Give only the number of lines in the data that contain the word "Sigma".

Extracted data entries
****

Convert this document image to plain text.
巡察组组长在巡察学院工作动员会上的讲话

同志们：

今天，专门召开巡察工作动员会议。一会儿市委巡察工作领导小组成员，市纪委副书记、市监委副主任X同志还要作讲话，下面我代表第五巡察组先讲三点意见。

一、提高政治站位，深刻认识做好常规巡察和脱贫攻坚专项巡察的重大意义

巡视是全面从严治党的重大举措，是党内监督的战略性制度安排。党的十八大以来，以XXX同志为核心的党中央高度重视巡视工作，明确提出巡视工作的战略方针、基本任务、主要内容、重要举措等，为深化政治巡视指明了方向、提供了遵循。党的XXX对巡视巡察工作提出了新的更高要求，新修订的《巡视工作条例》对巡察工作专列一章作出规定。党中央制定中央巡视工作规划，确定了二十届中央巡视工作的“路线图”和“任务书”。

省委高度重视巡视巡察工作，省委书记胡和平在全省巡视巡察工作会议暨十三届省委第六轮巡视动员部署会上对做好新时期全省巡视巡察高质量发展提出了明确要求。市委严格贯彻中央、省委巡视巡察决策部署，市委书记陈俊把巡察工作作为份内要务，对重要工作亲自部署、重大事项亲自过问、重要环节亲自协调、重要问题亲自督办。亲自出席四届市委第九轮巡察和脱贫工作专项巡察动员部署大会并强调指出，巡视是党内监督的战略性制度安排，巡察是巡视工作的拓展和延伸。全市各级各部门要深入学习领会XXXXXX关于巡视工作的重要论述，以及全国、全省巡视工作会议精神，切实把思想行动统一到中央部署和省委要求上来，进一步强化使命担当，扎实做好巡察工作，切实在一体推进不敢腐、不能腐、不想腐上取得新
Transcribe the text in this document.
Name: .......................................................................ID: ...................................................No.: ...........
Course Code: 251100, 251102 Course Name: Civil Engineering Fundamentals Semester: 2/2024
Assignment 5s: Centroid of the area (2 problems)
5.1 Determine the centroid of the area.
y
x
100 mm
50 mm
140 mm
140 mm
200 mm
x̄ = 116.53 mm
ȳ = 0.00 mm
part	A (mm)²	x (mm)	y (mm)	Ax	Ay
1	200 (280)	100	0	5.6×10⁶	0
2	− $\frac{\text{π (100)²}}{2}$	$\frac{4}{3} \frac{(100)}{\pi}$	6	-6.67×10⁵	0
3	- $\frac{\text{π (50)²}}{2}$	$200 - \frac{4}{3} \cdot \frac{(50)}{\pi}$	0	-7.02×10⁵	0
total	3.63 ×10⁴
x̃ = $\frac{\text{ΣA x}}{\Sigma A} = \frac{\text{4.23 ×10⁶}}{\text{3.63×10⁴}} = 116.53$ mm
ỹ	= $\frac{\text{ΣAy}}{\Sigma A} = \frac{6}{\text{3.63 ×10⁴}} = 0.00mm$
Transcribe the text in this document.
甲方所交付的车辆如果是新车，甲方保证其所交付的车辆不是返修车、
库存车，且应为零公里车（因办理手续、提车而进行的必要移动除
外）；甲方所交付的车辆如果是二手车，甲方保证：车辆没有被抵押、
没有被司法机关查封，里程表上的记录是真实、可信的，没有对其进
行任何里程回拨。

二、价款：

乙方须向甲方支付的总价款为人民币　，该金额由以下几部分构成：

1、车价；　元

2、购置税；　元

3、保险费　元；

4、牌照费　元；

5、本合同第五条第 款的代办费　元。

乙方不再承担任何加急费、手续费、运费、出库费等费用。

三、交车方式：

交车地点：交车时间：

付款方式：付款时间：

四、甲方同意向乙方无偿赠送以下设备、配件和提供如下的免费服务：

****

Solution to this task
2